What is needed:
Wherever the string "yhdistyksen" appears, copy the whole line.

-- begin Provided data --

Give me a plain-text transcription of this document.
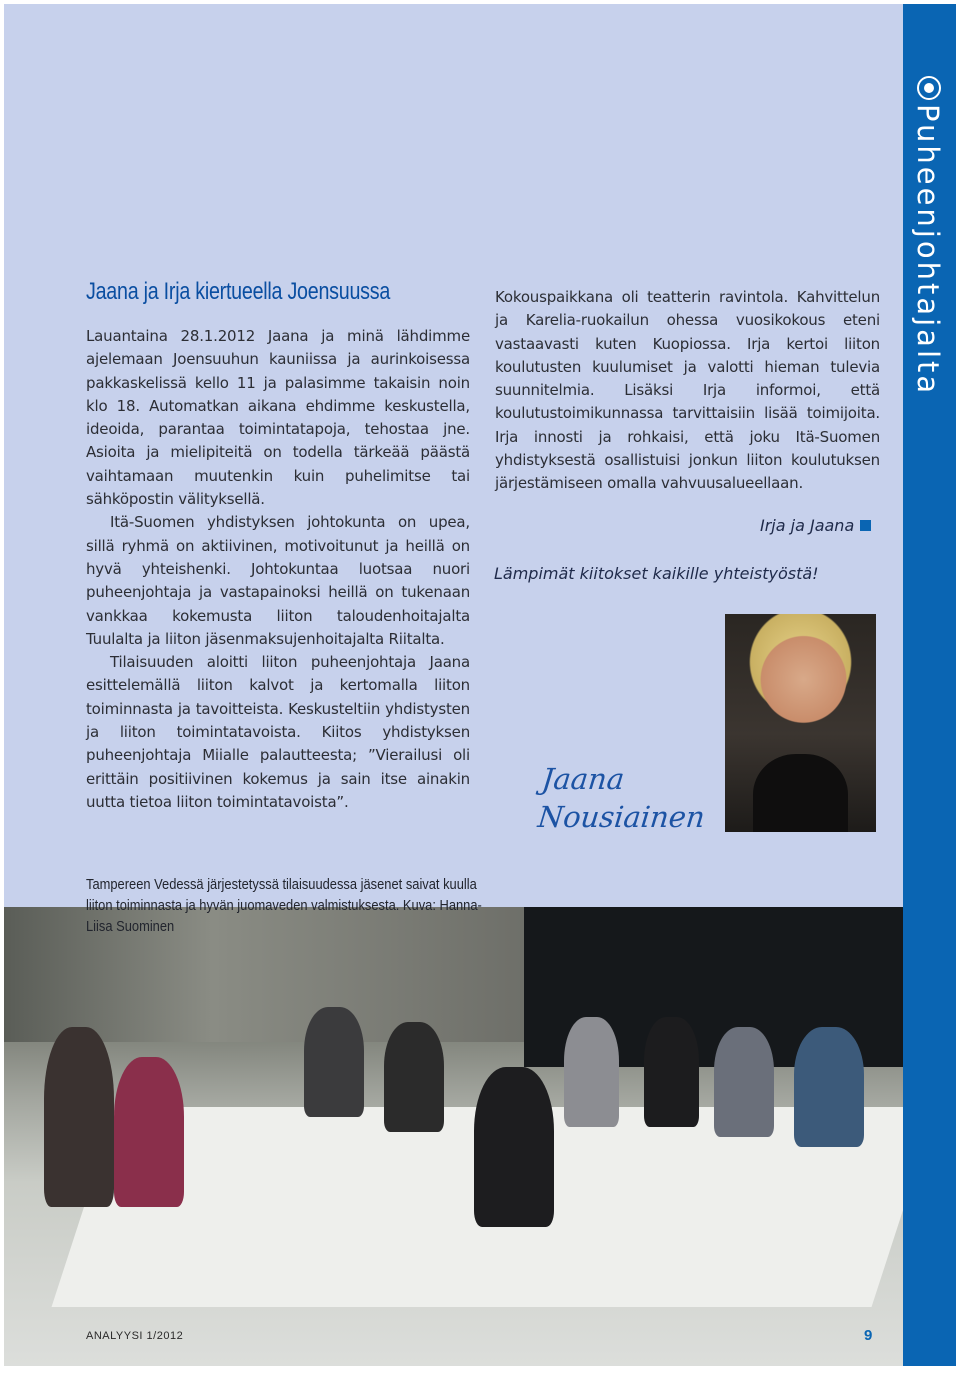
Puheenjohtajalta
Jaana ja Irja kiertueella Joensuussa

Lauantaina 28.1.2012 Jaana ja minä lähdimme ajelemaan Joensuuhun kauniissa ja aurinkoisessa pakkaskelissä kello 11 ja palasimme takaisin noin klo 18. Automatkan aikana ehdimme keskustella, ideoida, parantaa toimintatapoja, tehostaa jne. Asioita ja mielipiteitä on todella tärkeää päästä vaihtamaan muutenkin kuin puhelimitse tai sähköpostin välityksellä.

Itä-Suomen yhdistyksen johtokunta on upea, sillä ryhmä on aktiivinen, motivoitunut ja heillä on hyvä yhteishenki. Johtokuntaa luotsaa nuori puheenjohtaja ja vastapainoksi heillä on tukenaan vankkaa kokemusta liiton taloudenhoitajalta Tuulalta ja liiton jäsenmaksujenhoitajalta Riitalta.

Tilaisuuden aloitti liiton puheenjohtaja Jaana esittelemällä liiton kalvot ja kertomalla liiton toiminnasta ja tavoitteista. Keskusteltiin yhdistysten ja liiton toimintatavoista. Kiitos yhdistyksen puheenjohtaja Miialle palautteesta; ”Vierailusi oli erittäin positiivinen kokemus ja sain itse ainakin uutta tietoa liiton toimintatavoista”.

Kokouspaikkana oli teatterin ravintola. Kahvittelun ja Karelia-ruokailun ohessa vuosikokous eteni vastaavasti kuten Kuopiossa. Irja kertoi liiton koulutusten kuulumiset ja valotti hieman tulevia suunnitelmia. Lisäksi Irja informoi, että koulutustoimikunnassa tarvittaisiin lisää toimijoita. Irja innosti ja rohkaisi, että joku Itä-Suomen yhdistyksestä osallistuisi jonkun liiton koulutuksen järjestämiseen omalla vahvuusalueellaan.

Irja ja Jaana
Lämpimät kiitokset kaikille yhteistyöstä!
Jaana
Nousiainen
Tampereen Vedessä järjestetyssä tilaisuudessa jäsenet saivat kuulla liiton toiminnasta ja hyvän juomaveden valmistuksesta. Kuva: Hanna-Liisa Suominen
ANALYYSI 1/2012	9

-- end Provided data --

The reply:
Itä-Suomen yhdistyksen johtokunta on upea, sillä ryhmä on aktiivinen, motivoitunut ja heillä on hyvä yhteishenki. Johtokuntaa luotsaa nuori puheenjohtaja ja vastapainoksi heillä on tukenaan vankkaa kokemusta liiton taloudenhoitajalta Tuulalta ja liiton jäsenmaksujenhoitajalta Riitalta.
Tilaisuuden aloitti liiton puheenjohtaja Jaana esittelemällä liiton kalvot ja kertomalla liiton toiminnasta ja tavoitteista. Keskusteltiin yhdistysten ja liiton toimintatavoista. Kiitos yhdistyksen puheenjohtaja Miialle palautteesta; ”Vierailusi oli erittäin positiivinen kokemus ja sain itse ainakin uutta tietoa liiton toimintatavoista”.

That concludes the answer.